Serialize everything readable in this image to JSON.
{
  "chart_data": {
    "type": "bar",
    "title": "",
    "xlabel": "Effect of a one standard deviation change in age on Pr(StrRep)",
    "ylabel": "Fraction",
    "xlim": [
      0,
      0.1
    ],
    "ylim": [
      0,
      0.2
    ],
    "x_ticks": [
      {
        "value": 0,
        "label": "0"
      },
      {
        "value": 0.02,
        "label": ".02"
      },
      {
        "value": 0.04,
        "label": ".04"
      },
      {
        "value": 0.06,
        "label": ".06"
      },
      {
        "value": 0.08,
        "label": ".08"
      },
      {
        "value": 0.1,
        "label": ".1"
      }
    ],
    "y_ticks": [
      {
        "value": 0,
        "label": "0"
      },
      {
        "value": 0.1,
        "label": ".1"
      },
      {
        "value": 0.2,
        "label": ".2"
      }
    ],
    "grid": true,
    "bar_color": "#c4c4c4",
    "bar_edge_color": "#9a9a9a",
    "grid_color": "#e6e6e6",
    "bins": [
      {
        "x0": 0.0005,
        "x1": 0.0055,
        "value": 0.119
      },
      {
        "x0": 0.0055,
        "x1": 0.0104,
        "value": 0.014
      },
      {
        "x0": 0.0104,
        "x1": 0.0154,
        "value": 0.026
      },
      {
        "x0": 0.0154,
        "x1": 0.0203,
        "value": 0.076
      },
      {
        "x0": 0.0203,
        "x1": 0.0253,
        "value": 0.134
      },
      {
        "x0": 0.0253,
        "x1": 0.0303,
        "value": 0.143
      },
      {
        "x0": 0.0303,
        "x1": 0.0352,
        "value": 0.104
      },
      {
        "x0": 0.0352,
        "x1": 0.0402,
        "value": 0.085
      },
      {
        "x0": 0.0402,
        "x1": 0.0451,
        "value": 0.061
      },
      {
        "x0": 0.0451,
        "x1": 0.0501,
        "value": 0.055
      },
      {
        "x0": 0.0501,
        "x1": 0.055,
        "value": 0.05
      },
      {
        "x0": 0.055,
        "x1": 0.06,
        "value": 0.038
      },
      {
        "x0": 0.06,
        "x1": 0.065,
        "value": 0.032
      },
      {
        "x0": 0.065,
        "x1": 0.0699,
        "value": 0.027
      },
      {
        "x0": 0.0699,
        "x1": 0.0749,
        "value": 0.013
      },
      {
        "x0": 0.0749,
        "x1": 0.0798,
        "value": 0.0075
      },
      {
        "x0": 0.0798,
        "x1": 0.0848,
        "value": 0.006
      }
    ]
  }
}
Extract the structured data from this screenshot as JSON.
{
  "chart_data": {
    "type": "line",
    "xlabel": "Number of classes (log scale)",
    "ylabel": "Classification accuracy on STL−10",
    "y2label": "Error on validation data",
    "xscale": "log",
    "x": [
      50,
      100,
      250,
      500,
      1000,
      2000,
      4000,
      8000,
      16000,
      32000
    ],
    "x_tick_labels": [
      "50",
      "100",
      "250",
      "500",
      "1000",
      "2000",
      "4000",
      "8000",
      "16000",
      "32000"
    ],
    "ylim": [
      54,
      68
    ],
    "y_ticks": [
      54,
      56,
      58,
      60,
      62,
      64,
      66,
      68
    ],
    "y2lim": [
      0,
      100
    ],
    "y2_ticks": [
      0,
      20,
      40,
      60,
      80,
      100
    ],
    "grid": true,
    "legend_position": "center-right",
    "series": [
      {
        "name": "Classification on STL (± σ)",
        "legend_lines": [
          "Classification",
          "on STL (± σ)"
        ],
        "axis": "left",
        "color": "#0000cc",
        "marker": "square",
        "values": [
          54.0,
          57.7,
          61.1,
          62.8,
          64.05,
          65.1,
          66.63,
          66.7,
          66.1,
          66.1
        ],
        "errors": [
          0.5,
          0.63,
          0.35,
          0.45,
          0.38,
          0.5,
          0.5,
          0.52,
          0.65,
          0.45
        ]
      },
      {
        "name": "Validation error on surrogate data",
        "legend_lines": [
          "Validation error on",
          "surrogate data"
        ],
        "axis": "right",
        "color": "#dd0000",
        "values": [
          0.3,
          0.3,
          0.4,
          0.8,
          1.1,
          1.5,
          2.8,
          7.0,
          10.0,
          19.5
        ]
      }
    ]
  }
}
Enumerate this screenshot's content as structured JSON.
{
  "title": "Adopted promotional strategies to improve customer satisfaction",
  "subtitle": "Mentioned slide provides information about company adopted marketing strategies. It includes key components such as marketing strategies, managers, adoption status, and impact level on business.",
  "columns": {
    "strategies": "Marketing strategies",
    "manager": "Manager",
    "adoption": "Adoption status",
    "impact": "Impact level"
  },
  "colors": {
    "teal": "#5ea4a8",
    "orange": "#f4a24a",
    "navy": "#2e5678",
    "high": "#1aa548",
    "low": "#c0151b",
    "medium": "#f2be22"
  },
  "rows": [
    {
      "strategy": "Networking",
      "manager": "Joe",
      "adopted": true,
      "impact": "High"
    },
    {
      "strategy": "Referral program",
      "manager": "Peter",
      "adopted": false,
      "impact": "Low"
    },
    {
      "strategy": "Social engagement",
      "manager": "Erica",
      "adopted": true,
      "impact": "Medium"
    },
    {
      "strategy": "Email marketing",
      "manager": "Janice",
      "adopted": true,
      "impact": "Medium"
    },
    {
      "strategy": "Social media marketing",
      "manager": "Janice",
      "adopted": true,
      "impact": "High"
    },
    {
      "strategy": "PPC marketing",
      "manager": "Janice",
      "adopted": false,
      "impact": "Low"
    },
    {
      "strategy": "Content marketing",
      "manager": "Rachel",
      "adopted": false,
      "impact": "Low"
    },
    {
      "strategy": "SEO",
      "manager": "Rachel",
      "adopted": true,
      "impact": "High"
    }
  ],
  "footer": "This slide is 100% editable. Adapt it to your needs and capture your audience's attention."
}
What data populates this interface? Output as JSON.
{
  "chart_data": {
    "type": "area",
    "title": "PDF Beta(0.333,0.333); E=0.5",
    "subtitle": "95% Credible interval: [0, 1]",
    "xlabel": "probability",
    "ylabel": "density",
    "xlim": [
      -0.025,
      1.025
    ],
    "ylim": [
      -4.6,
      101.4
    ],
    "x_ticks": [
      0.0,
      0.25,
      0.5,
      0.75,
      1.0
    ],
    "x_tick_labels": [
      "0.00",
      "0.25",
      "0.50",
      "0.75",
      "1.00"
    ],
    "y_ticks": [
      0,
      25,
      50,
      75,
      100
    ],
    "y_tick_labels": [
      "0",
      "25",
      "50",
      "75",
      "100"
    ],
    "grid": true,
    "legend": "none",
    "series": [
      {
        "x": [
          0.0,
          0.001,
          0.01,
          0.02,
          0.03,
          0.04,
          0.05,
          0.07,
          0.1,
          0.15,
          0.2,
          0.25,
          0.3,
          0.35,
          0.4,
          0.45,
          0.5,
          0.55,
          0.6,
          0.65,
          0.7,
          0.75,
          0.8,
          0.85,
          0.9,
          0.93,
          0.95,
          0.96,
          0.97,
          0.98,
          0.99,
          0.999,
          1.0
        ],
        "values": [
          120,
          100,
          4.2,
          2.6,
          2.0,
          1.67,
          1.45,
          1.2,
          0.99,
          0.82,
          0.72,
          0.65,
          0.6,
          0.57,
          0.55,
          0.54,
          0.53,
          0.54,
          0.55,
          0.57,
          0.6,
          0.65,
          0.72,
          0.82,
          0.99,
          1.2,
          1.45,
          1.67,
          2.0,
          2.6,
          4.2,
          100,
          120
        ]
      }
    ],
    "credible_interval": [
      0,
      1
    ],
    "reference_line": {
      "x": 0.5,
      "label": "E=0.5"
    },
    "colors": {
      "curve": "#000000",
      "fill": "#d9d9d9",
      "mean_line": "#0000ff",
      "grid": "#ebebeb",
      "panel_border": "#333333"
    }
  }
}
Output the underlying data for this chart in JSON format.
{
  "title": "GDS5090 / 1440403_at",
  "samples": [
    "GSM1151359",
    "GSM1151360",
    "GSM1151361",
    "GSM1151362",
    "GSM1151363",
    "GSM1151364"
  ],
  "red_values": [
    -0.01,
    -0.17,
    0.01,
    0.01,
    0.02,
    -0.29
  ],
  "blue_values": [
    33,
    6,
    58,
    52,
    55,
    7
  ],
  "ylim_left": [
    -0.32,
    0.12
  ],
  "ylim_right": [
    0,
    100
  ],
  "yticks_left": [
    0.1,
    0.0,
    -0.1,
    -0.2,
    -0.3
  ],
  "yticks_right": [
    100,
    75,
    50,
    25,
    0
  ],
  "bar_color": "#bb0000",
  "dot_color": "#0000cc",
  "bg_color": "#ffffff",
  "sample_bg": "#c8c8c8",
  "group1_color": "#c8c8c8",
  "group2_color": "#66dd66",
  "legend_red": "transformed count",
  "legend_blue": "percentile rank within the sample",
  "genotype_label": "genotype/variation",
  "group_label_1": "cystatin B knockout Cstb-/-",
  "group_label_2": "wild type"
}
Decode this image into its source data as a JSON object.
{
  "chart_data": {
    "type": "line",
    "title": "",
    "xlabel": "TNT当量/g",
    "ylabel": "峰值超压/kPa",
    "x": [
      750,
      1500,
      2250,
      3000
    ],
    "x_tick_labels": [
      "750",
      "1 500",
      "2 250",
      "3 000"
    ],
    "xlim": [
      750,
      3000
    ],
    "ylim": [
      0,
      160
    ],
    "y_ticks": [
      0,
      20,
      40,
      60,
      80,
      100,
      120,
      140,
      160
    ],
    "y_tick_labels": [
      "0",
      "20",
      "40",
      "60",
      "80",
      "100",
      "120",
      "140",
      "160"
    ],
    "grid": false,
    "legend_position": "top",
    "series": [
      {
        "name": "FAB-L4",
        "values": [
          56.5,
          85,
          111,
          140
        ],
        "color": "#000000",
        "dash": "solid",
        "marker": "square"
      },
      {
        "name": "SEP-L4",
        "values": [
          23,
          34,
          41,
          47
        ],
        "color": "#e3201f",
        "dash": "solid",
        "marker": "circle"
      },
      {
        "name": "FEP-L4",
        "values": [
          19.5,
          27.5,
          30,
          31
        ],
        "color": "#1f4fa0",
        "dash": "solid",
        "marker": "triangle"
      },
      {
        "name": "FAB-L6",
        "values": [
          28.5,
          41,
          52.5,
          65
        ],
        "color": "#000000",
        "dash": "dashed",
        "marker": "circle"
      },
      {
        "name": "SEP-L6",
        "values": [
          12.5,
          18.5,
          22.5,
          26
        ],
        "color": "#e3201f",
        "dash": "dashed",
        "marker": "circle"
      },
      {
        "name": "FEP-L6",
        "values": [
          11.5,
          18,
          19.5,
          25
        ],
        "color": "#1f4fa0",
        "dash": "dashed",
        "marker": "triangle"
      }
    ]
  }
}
★ ★ ★ ★ ★ ★ ★
Prompt. Take every line from the one containing "Decode this image" to the end of the listing and output it exactly, with nothing else.

Solution to the problem.
Decode this image into its source data as a JSON object.
{
  "chart_data": {
    "type": "line",
    "title": "",
    "xlabel": "TNT当量/g",
    "ylabel": "峰值超压/kPa",
    "x": [
      750,
      1500,
      2250,
      3000
    ],
    "x_tick_labels": [
      "750",
      "1 500",
      "2 250",
      "3 000"
    ],
    "xlim": [
      750,
      3000
    ],
    "ylim": [
      0,
      160
    ],
    "y_ticks": [
      0,
      20,
      40,
      60,
      80,
      100,
      120,
      140,
      160
    ],
    "y_tick_labels": [
      "0",
      "20",
      "40",
      "60",
      "80",
      "100",
      "120",
      "140",
      "160"
    ],
    "grid": false,
    "legend_position": "top",
    "series": [
      {
        "name": "FAB-L4",
        "values": [
          56.5,
          85,
          111,
          140
        ],
        "color": "#000000",
        "dash": "solid",
        "marker": "square"
      },
      {
        "name": "SEP-L4",
        "values": [
          23,
          34,
          41,
          47
        ],
        "color": "#e3201f",
        "dash": "solid",
        "marker": "circle"
      },
      {
        "name": "FEP-L4",
        "values": [
          19.5,
          27.5,
          30,
          31
        ],
        "color": "#1f4fa0",
        "dash": "solid",
        "marker": "triangle"
      },
      {
        "name": "FAB-L6",
        "values": [
          28.5,
          41,
          52.5,
          65
        ],
        "color": "#000000",
        "dash": "dashed",
        "marker": "circle"
      },
      {
        "name": "SEP-L6",
        "values": [
          12.5,
          18.5,
          22.5,
          26
        ],
        "color": "#e3201f",
        "dash": "dashed",
        "marker": "circle"
      },
      {
        "name": "FEP-L6",
        "values": [
          11.5,
          18,
          19.5,
          25
        ],
        "color": "#1f4fa0",
        "dash": "dashed",
        "marker": "triangle"
      }
    ]
  }
}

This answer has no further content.